WRITTEN EXERCISE
Take every line from the listing below that contains "treak".
────────────────────────────────────────
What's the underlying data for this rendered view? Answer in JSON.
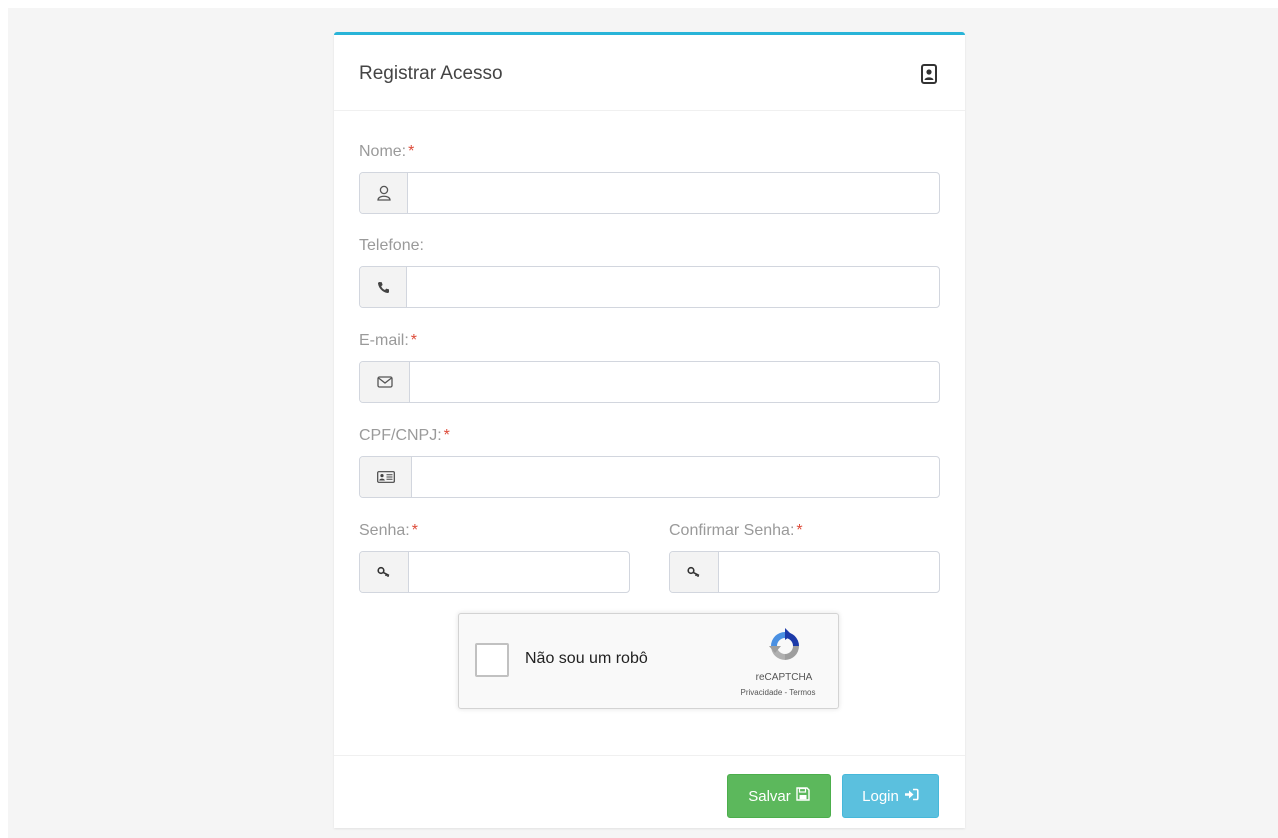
{
  "form": {
    "title": "Registrar Acesso",
    "header_icon": "contact-card-icon"
  },
  "fields": {
    "nome": {
      "label": "Nome:",
      "required_mark": "*",
      "value": "",
      "icon": "user-icon"
    },
    "telefone": {
      "label": "Telefone:",
      "value": "",
      "icon": "phone-icon"
    },
    "email": {
      "label": "E-mail:",
      "required_mark": "*",
      "value": "",
      "icon": "envelope-icon"
    },
    "cpf_cnpj": {
      "label": "CPF/CNPJ:",
      "required_mark": "*",
      "value": "",
      "icon": "id-card-icon"
    },
    "senha": {
      "label": "Senha:",
      "required_mark": "*",
      "value": "",
      "icon": "key-icon"
    },
    "confirmar_senha": {
      "label": "Confirmar Senha:",
      "required_mark": "*",
      "value": "",
      "icon": "key-icon"
    }
  },
  "captcha": {
    "label": "Não sou um robô",
    "brand": "reCAPTCHA",
    "links": "Privacidade - Termos"
  },
  "buttons": {
    "save_label": "Salvar",
    "login_label": "Login"
  },
  "colors": {
    "accent_top": "#29b4d8",
    "required": "#dd4b39",
    "save": "#5cb85c",
    "login": "#5bc0de"
  }
}
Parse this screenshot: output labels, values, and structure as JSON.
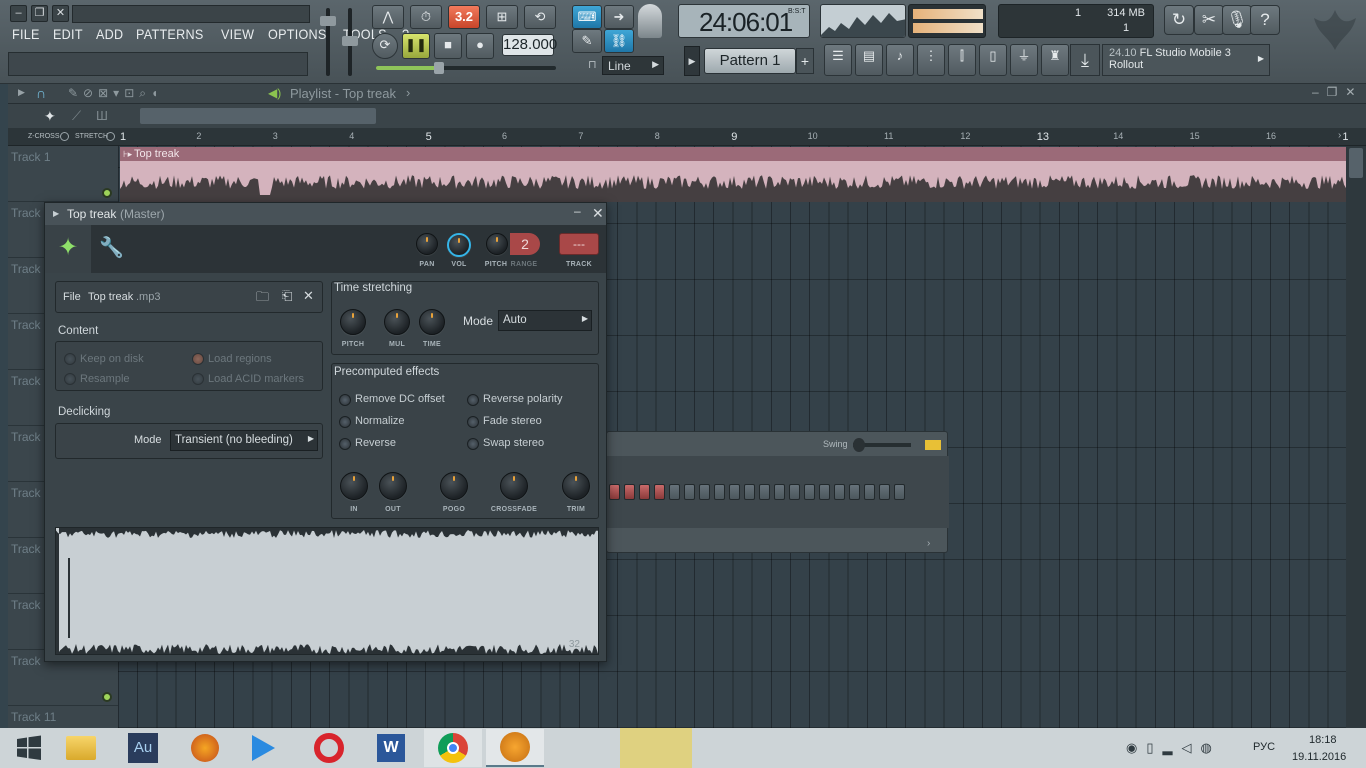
{
  "menu": [
    "FILE",
    "EDIT",
    "ADD",
    "PATTERNS",
    "VIEW",
    "OPTIONS",
    "TOOLS",
    "?"
  ],
  "transport": {
    "pattern_song": "3.2",
    "tempo": "128.000",
    "time": "24:06:01",
    "time_format": "B:S:T",
    "snap": "Line"
  },
  "perf": {
    "cpu": "1",
    "mem": "314 MB",
    "poly": "1"
  },
  "pattern": {
    "label": "Pattern 1",
    "add": "+"
  },
  "hint": {
    "version": "24.10",
    "text": "FL Studio Mobile 3",
    "sub": "Rollout"
  },
  "playlist": {
    "title": "Playlist - Top treak",
    "arrow": "›",
    "zcross": "Z-CROSS",
    "stretch": "STRETCH",
    "ruler": [
      "1",
      "2",
      "3",
      "4",
      "5",
      "6",
      "7",
      "8",
      "9",
      "10",
      "11",
      "12",
      "13",
      "14",
      "15",
      "16",
      "1"
    ],
    "clip_label": "Top treak",
    "tracks": [
      "Track 1",
      "Track",
      "Track",
      "Track",
      "Track",
      "Track",
      "Track",
      "Track",
      "Track",
      "Track",
      "Track 11"
    ]
  },
  "sampler": {
    "title": "Top treak",
    "title_sub": "(Master)",
    "knobs": {
      "pan": "PAN",
      "vol": "VOL",
      "pitch": "PITCH",
      "range": "RANGE",
      "range_value": "2",
      "track": "TRACK",
      "track_value": "---"
    },
    "file_label": "File",
    "file_name": "Top treak",
    "file_ext": ".mp3",
    "content_title": "Content",
    "keep_on_disk": "Keep on disk",
    "load_regions": "Load regions",
    "resample": "Resample",
    "load_acid": "Load ACID markers",
    "declicking_title": "Declicking",
    "declick_mode_label": "Mode",
    "declick_mode": "Transient (no bleeding)",
    "ts_title": "Time stretching",
    "ts_pitch": "PITCH",
    "ts_mul": "MUL",
    "ts_time": "TIME",
    "ts_mode_label": "Mode",
    "ts_mode": "Auto",
    "pre_title": "Precomputed effects",
    "effects": [
      "Remove DC offset",
      "Reverse polarity",
      "Normalize",
      "Fade stereo",
      "Reverse",
      "Swap stereo"
    ],
    "env_knobs": [
      "IN",
      "OUT",
      "POGO",
      "CROSSFADE",
      "TRIM"
    ],
    "wave_badge": "32"
  },
  "channel_rack": {
    "swing": "Swing"
  },
  "taskbar": {
    "lang": "РУС",
    "time": "18:18",
    "date": "19.11.2016"
  },
  "colors": {
    "accent": "#1f8fc8",
    "clip": "#d4b3bd",
    "clip_header": "#9b6a78",
    "waveform": "#c8cfd3",
    "tempo_red": "#e0583a"
  }
}
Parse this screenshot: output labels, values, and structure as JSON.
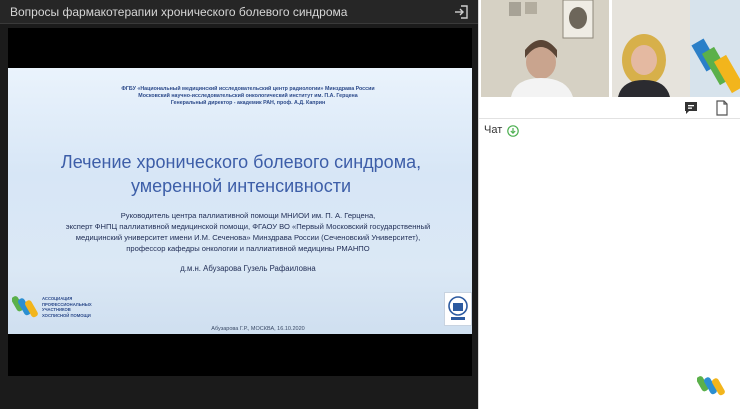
────────────────────────────────────────
CORRECT ANSWER
    "title": "Playlist - Top treak",
    "clip_label": "Top treak",
    "title": "Top treak",
    "file_name": "Top treak",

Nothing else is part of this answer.